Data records

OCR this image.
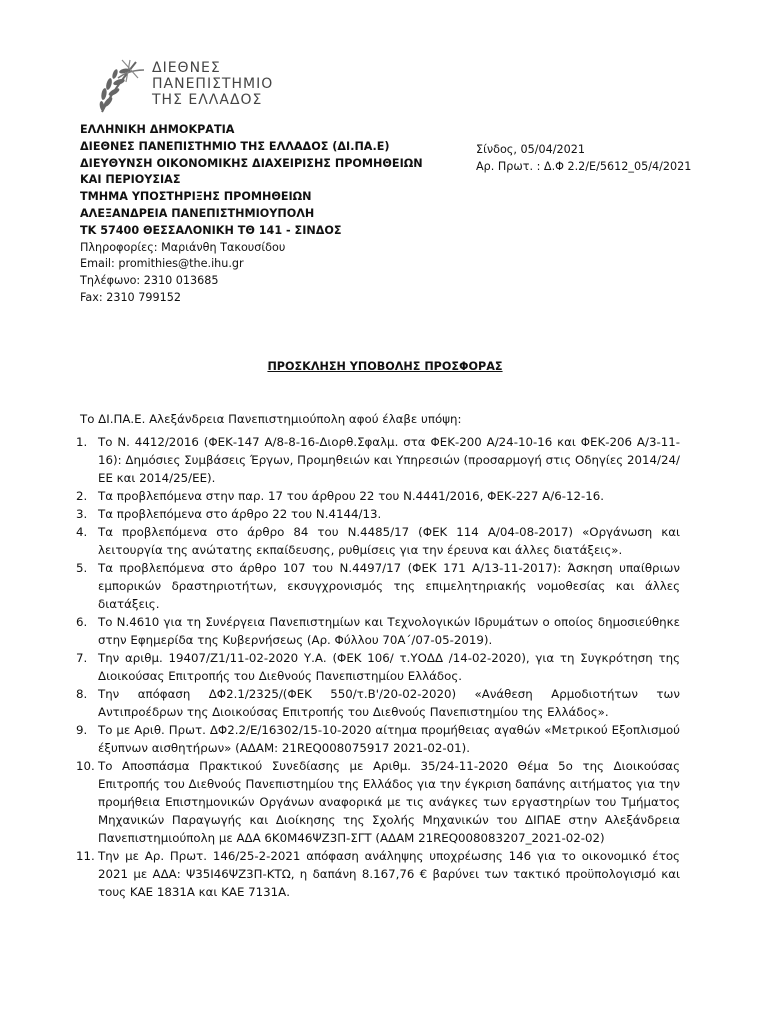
ΔΙΕΘΝΕΣ
ΠΑΝΕΠΙΣΤΗΜΙΟ
ΤΗΣ ΕΛΛΑΔΟΣ
ΕΛΛΗΝΙΚΗ ΔΗΜΟΚΡΑΤΙΑ
ΔΙΕΘΝΕΣ ΠΑΝΕΠΙΣΤΗΜΙΟ ΤΗΣ ΕΛΛΑΔΟΣ (ΔΙ.ΠΑ.Ε)
ΔΙΕΥΘΥΝΣΗ ΟΙΚΟΝΟΜΙΚΗΣ ΔΙΑΧΕΙΡΙΣΗΣ ΠΡΟΜΗΘΕΙΩΝ
ΚΑΙ ΠΕΡΙΟΥΣΙΑΣ
ΤΜΗΜΑ ΥΠΟΣΤΗΡΙΞΗΣ ΠΡΟΜΗΘΕΙΩΝ
ΑΛΕΞΑΝΔΡΕΙΑ ΠΑΝΕΠΙΣΤΗΜΙΟΥΠΟΛΗ
ΤΚ 57400 ΘΕΣΣΑΛΟΝΙΚΗ ΤΘ 141 - ΣΙΝΔΟΣ
Πληροφορίες: Μαριάνθη Τακουσίδου
Email: promithies@the.ihu.gr
Τηλέφωνο: 2310 013685
Fax: 2310 799152
Σίνδος, 05/04/2021
Αρ. Πρωτ. : Δ.Φ 2.2/Ε/5612_05/4/2021
ΠΡΟΣΚΛΗΣΗ ΥΠΟΒΟΛΗΣ ΠΡΟΣΦΟΡΑΣ
Το ΔΙ.ΠΑ.Ε. Αλεξάνδρεια Πανεπιστημιούπολη αφού έλαβε υπόψη:
1. Το Ν. 4412/2016 (ΦΕΚ-147 Α/8-8-16-Διορθ.Σφαλμ. στα ΦΕΚ-200 Α/24-10-16 και ΦΕΚ-206 Α/3-11-16): Δημόσιες Συμβάσεις Έργων, Προμηθειών και Υπηρεσιών (προσαρμογή στις Οδηγίες 2014/24/ΕΕ και 2014/25/ΕΕ).
2. Τα προβλεπόμενα στην παρ. 17 του άρθρου 22 του Ν.4441/2016, ΦΕΚ-227 Α/6-12-16.
3. Τα προβλεπόμενα στο άρθρο 22 του Ν.4144/13.
4. Τα προβλεπόμενα στο άρθρο 84 του Ν.4485/17 (ΦΕΚ 114 Α/04-08-2017) «Οργάνωση και λειτουργία της ανώτατης εκπαίδευσης, ρυθμίσεις για την έρευνα και άλλες διατάξεις».
5. Τα προβλεπόμενα στο άρθρο 107 του Ν.4497/17 (ΦΕΚ 171 Α/13-11-2017): Άσκηση υπαίθριων εμπορικών δραστηριοτήτων, εκσυγχρονισμός της επιμελητηριακής νομοθεσίας και άλλες διατάξεις.
6. Το Ν.4610 για τη Συνέργεια Πανεπιστημίων και Τεχνολογικών Ιδρυμάτων ο οποίος δημοσιεύθηκε στην Εφημερίδα της Κυβερνήσεως (Αρ. Φύλλου 70Α΄/07-05-2019).
7. Την αριθμ. 19407/Ζ1/11-02-2020 Υ.Α. (ΦΕΚ 106/ τ.ΥΟΔΔ /14-02-2020), για τη Συγκρότηση της Διοικούσας Επιτροπής του Διεθνούς Πανεπιστημίου Ελλάδος.
8. Την απόφαση ΔΦ2.1/2325/(ΦΕΚ 550/τ.Β'/20-02-2020) «Ανάθεση Αρμοδιοτήτων των Αντιπροέδρων της Διοικούσας Επιτροπής του Διεθνούς Πανεπιστημίου της Ελλάδος».
9. Το με Αριθ. Πρωτ. ΔΦ2.2/Ε/16302/15-10-2020 αίτημα προμήθειας αγαθών «Μετρικού Εξοπλισμού έξυπνων αισθητήρων» (ΑΔΑΜ: 21REQ008075917 2021-02-01).
10. Το Αποσπάσμα Πρακτικού Συνεδίασης με Αριθμ. 35/24-11-2020 Θέμα 5ο της Διοικούσας Επιτροπής του Διεθνούς Πανεπιστημίου της Ελλάδος για την έγκριση δαπάνης αιτήματος για την προμήθεια Επιστημονικών Οργάνων αναφορικά με τις ανάγκες των εργαστηρίων του Τμήματος Μηχανικών Παραγωγής και Διοίκησης της Σχολής Μηχανικών του ΔΙΠΑΕ στην Αλεξάνδρεια Πανεπιστημιούπολη με ΑΔΑ 6Κ0Μ46ΨΖ3Π-ΣΓΤ (ΑΔΑΜ 21REQ008083207_2021-02-02)
11. Την με Αρ. Πρωτ. 146/25-2-2021 απόφαση ανάληψης υποχρέωσης 146 για το οικονομικό έτος 2021 με ΑΔΑ: Ψ35Ι46ΨΖ3Π-ΚΤΩ, η δαπάνη 8.167,76 € βαρύνει των τακτικό προϋπολογισμό και τους ΚΑΕ 1831Α και ΚΑΕ 7131Α.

= To be done =
Read the lines above. Gather those in which the string "απόφαση" is found.

= Exercise solution =
8. Την απόφαση ΔΦ2.1/2325/(ΦΕΚ 550/τ.Β'/20-02-2020) «Ανάθεση Αρμοδιοτήτων των Αντιπροέδρων της Διοικούσας Επιτροπής του Διεθνούς Πανεπιστημίου της Ελλάδος».
11. Την με Αρ. Πρωτ. 146/25-2-2021 απόφαση ανάληψης υποχρέωσης 146 για το οικονομικό έτος 2021 με ΑΔΑ: Ψ35Ι46ΨΖ3Π-ΚΤΩ, η δαπάνη 8.167,76 € βαρύνει των τακτικό προϋπολογισμό και τους ΚΑΕ 1831Α και ΚΑΕ 7131Α.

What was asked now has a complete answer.